WHAT TO WORK ON. Each line that holds the word "Recent" is to be identified and copied.

PROVIDED RECORDS.
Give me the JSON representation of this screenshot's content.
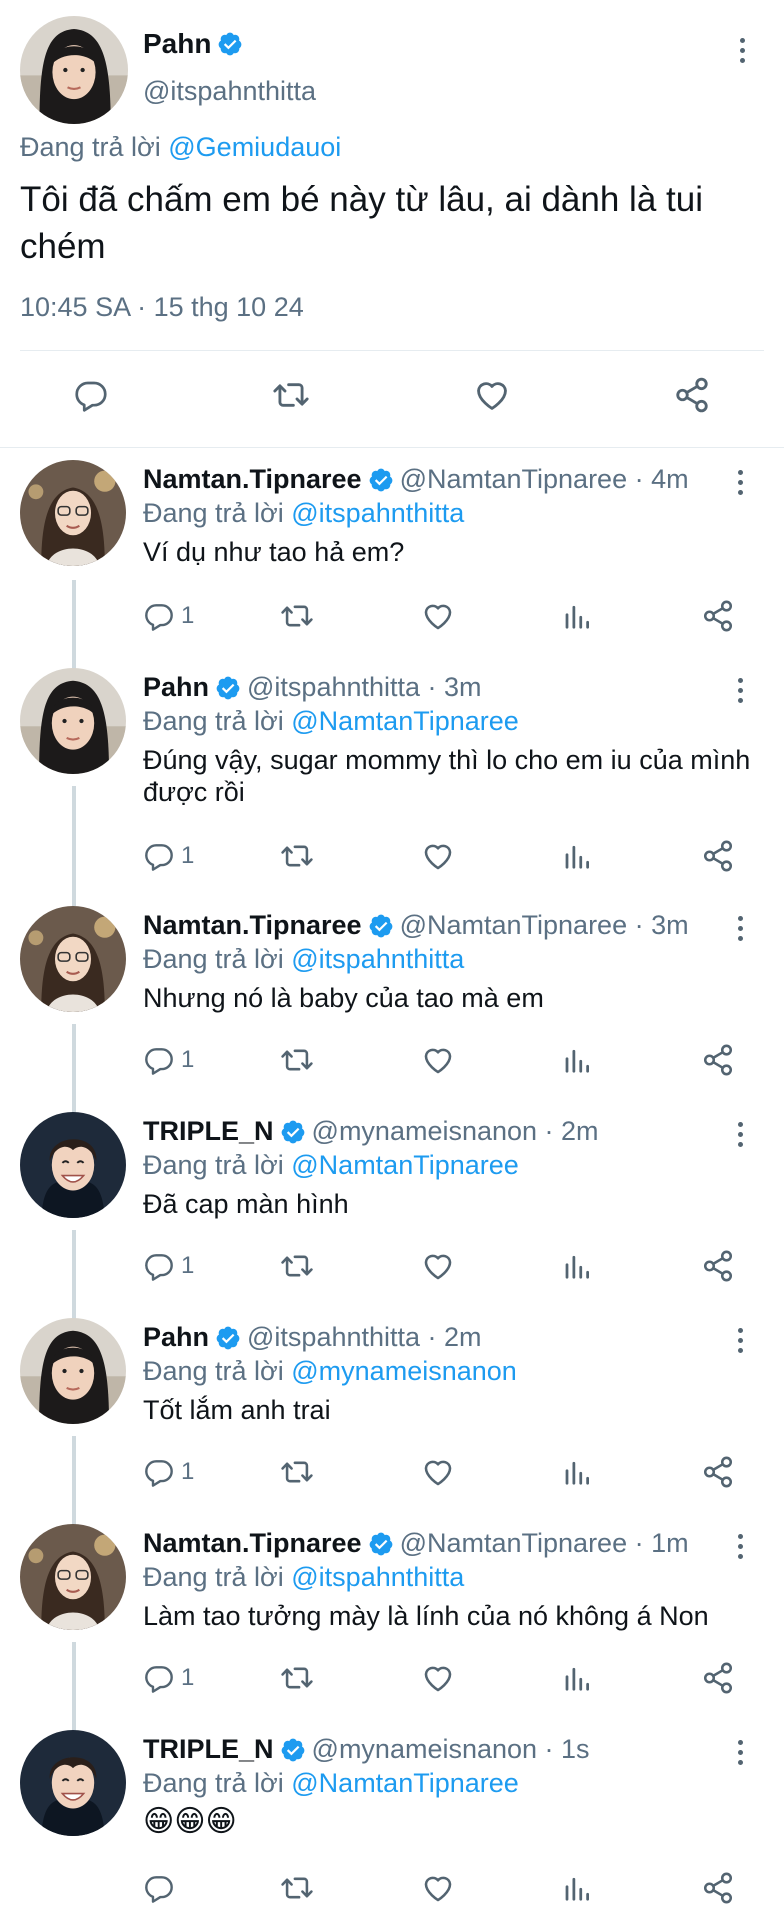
{
  "main_tweet": {
    "author_name": "Pahn",
    "author_handle": "@itspahnthitta",
    "replying_prefix": "Đang trả lời ",
    "replying_to": "@Gemiudauoi",
    "text": "Tôi đã chấm em bé này từ lâu, ai dành là tui chém",
    "timestamp": "10:45 SA · 15 thg 10 24"
  },
  "replies": [
    {
      "name": "Namtan.Tipnaree",
      "handle_time": "@NamtanTipnaree · 4m",
      "replying_prefix": "Đang trả lời ",
      "replying_to": "@itspahnthitta",
      "text": "Ví dụ như tao hả em?",
      "reply_count": "1",
      "avatar": "namtan"
    },
    {
      "name": "Pahn",
      "handle_time": "@itspahnthitta · 3m",
      "replying_prefix": "Đang trả lời ",
      "replying_to": "@NamtanTipnaree",
      "text": "Đúng vậy, sugar mommy thì lo cho em iu của mình được rồi",
      "reply_count": "1",
      "avatar": "pahn"
    },
    {
      "name": "Namtan.Tipnaree",
      "handle_time": "@NamtanTipnaree · 3m",
      "replying_prefix": "Đang trả lời ",
      "replying_to": "@itspahnthitta",
      "text": "Nhưng nó là baby của tao mà em",
      "reply_count": "1",
      "avatar": "namtan"
    },
    {
      "name": "TRIPLE_N",
      "handle_time": "@mynameisnanon · 2m",
      "replying_prefix": "Đang trả lời ",
      "replying_to": "@NamtanTipnaree",
      "text": "Đã cap màn hình",
      "reply_count": "1",
      "avatar": "nanon"
    },
    {
      "name": "Pahn",
      "handle_time": "@itspahnthitta · 2m",
      "replying_prefix": "Đang trả lời ",
      "replying_to": "@mynameisnanon",
      "text": "Tốt lắm anh trai",
      "reply_count": "1",
      "avatar": "pahn"
    },
    {
      "name": "Namtan.Tipnaree",
      "handle_time": "@NamtanTipnaree · 1m",
      "replying_prefix": "Đang trả lời ",
      "replying_to": "@itspahnthitta",
      "text": "Làm tao tưởng mày là lính của nó không á Non",
      "reply_count": "1",
      "avatar": "namtan"
    },
    {
      "name": "TRIPLE_N",
      "handle_time": "@mynameisnanon · 1s",
      "replying_prefix": "Đang trả lời ",
      "replying_to": "@NamtanTipnaree",
      "text": "😁😁😁",
      "reply_count": "",
      "avatar": "nanon"
    }
  ],
  "icons": {
    "verified": "verified-badge-icon",
    "more": "more-options-icon",
    "reply": "reply-icon",
    "retweet": "retweet-icon",
    "like": "like-icon",
    "analytics": "analytics-icon",
    "share": "share-icon"
  },
  "colors": {
    "accent": "#1d9bf0",
    "secondary_text": "#5b7083",
    "thread_line": "#cfd9de"
  }
}
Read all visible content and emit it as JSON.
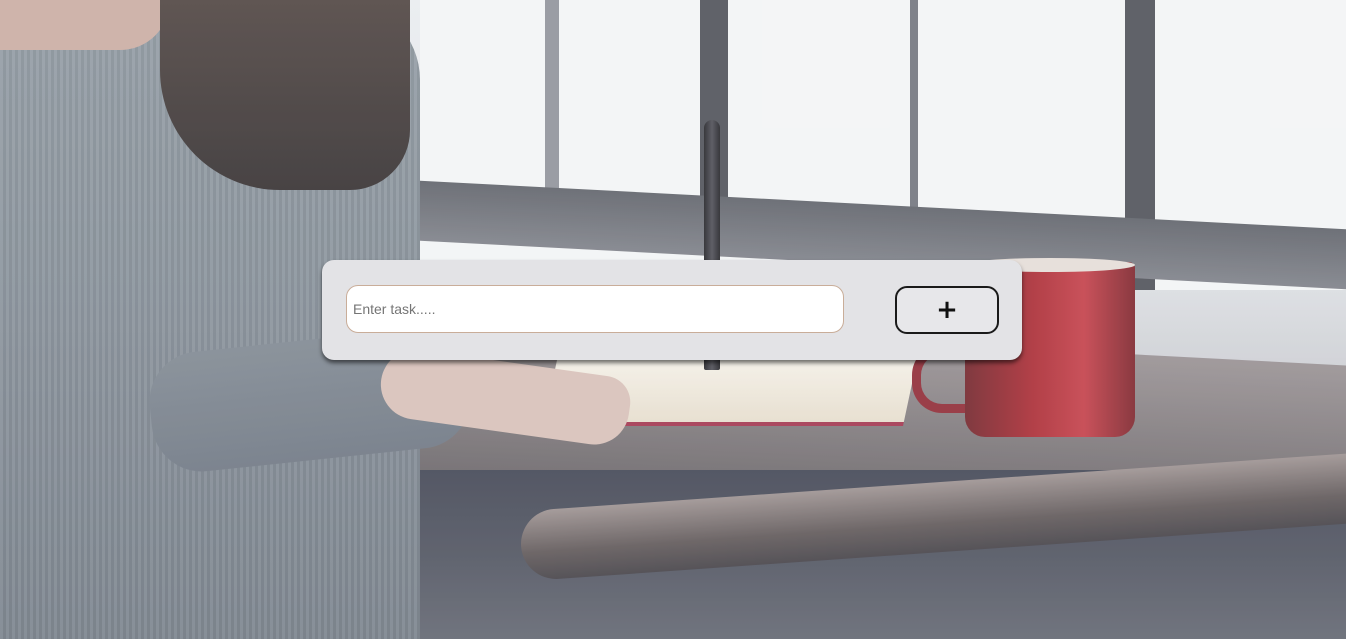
{
  "background": {
    "description_icon": "photo-background"
  },
  "task_form": {
    "input_value": "",
    "input_placeholder": "Enter task.....",
    "add_button_label": "+"
  }
}
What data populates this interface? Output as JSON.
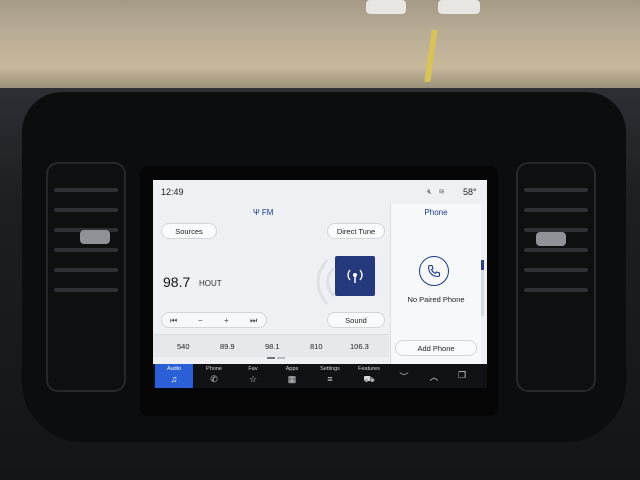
{
  "status": {
    "time": "12:49",
    "temperature": "58°",
    "icons": [
      "mute-icon",
      "wifi-icon"
    ]
  },
  "radio": {
    "band_label": "FM",
    "sources_label": "Sources",
    "direct_tune_label": "Direct Tune",
    "frequency": "98.7",
    "callsign": "HOUT",
    "sound_label": "Sound",
    "tune_controls": {
      "seek_back": "⏮",
      "minus": "−",
      "plus": "+",
      "seek_forward": "⏭"
    },
    "presets": [
      "540",
      "89.9",
      "98.1",
      "810",
      "106.3"
    ]
  },
  "phone": {
    "title": "Phone",
    "status": "No Paired Phone",
    "add_label": "Add Phone"
  },
  "nav": [
    {
      "label": "Audio",
      "icon": "♫",
      "active": true
    },
    {
      "label": "Phone",
      "icon": "✆"
    },
    {
      "label": "Fav",
      "icon": "☆"
    },
    {
      "label": "Apps",
      "icon": "▦"
    },
    {
      "label": "Settings",
      "icon": "≡"
    },
    {
      "label": "Features",
      "icon": "⛟"
    }
  ],
  "nav_extra_icons": [
    "︶",
    "︿",
    "❐"
  ],
  "colors": {
    "accent": "#1c3a8a",
    "nav_active": "#2a5fd8",
    "album_art": "#25397d"
  }
}
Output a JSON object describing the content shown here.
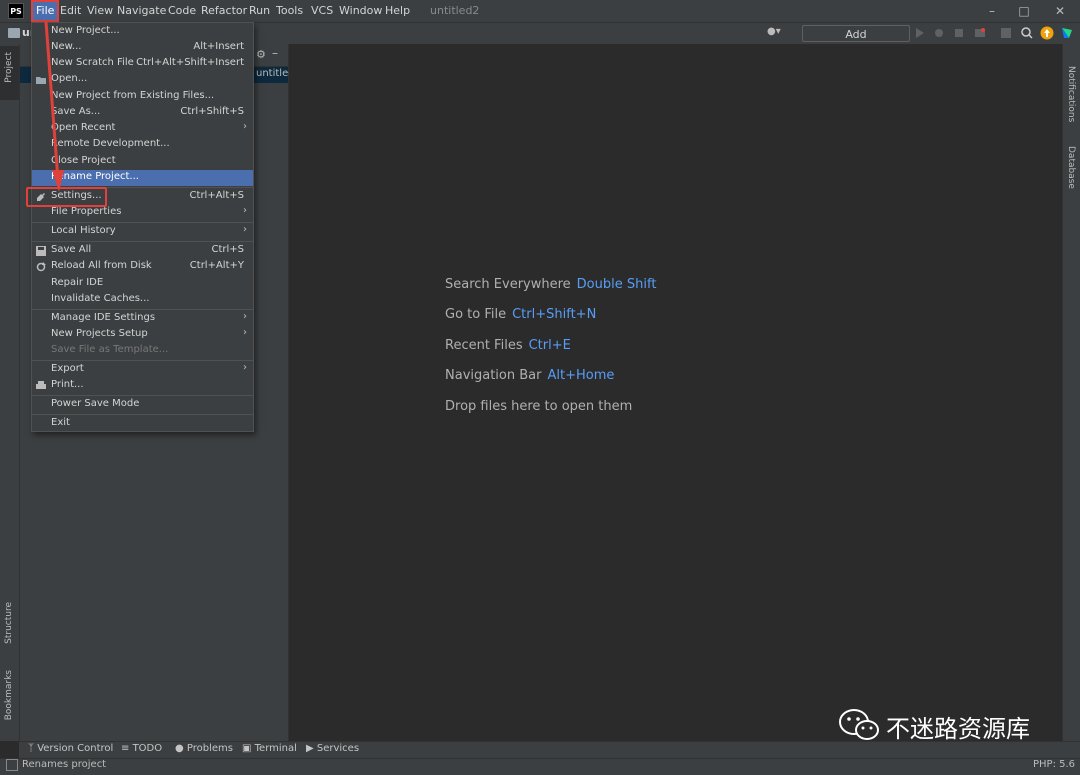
{
  "menubar": {
    "logo": "PS",
    "items": [
      "File",
      "Edit",
      "View",
      "Navigate",
      "Code",
      "Refactor",
      "Run",
      "Tools",
      "VCS",
      "Window",
      "Help"
    ],
    "project_title": "untitled2"
  },
  "toolbar": {
    "nav_label": "ur",
    "add_configuration": "Add Configuration..."
  },
  "left_tools": {
    "project": "Project",
    "structure": "Structure",
    "bookmarks": "Bookmarks"
  },
  "right_tools": {
    "notifications": "Notifications",
    "database": "Database"
  },
  "project_panel": {
    "row_label": "untitled"
  },
  "editor_hints": [
    {
      "label": "Search Everywhere",
      "key": "Double Shift"
    },
    {
      "label": "Go to File",
      "key": "Ctrl+Shift+N"
    },
    {
      "label": "Recent Files",
      "key": "Ctrl+E"
    },
    {
      "label": "Navigation Bar",
      "key": "Alt+Home"
    },
    {
      "label": "Drop files here to open them",
      "key": ""
    }
  ],
  "file_menu": [
    {
      "label": "New Project...",
      "shortcut": ""
    },
    {
      "label": "New...",
      "shortcut": "Alt+Insert"
    },
    {
      "label": "New Scratch File",
      "shortcut": "Ctrl+Alt+Shift+Insert"
    },
    {
      "label": "Open...",
      "shortcut": ""
    },
    {
      "label": "New Project from Existing Files...",
      "shortcut": ""
    },
    {
      "label": "Save As...",
      "shortcut": "Ctrl+Shift+S"
    },
    {
      "label": "Open Recent",
      "shortcut": ""
    },
    {
      "label": "Remote Development...",
      "shortcut": ""
    },
    {
      "label": "Close Project",
      "shortcut": ""
    },
    {
      "label": "Rename Project...",
      "shortcut": ""
    },
    {
      "label": "Settings...",
      "shortcut": "Ctrl+Alt+S"
    },
    {
      "label": "File Properties",
      "shortcut": ""
    },
    {
      "label": "Local History",
      "shortcut": ""
    },
    {
      "label": "Save All",
      "shortcut": "Ctrl+S"
    },
    {
      "label": "Reload All from Disk",
      "shortcut": "Ctrl+Alt+Y"
    },
    {
      "label": "Repair IDE",
      "shortcut": ""
    },
    {
      "label": "Invalidate Caches...",
      "shortcut": ""
    },
    {
      "label": "Manage IDE Settings",
      "shortcut": ""
    },
    {
      "label": "New Projects Setup",
      "shortcut": ""
    },
    {
      "label": "Save File as Template...",
      "shortcut": ""
    },
    {
      "label": "Export",
      "shortcut": ""
    },
    {
      "label": "Print...",
      "shortcut": ""
    },
    {
      "label": "Power Save Mode",
      "shortcut": ""
    },
    {
      "label": "Exit",
      "shortcut": ""
    }
  ],
  "bottom_tabs": [
    "Version Control",
    "TODO",
    "Problems",
    "Terminal",
    "Services"
  ],
  "status": {
    "message": "Renames project",
    "php": "PHP: 5.6"
  },
  "watermark": "不迷路资源库",
  "colors": {
    "accent": "#4b6eaf",
    "annotation_red": "#e0413b",
    "link_blue": "#589df6"
  }
}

THE RESULT.
      "label": "Recent Files",
      "label": "Open Recent",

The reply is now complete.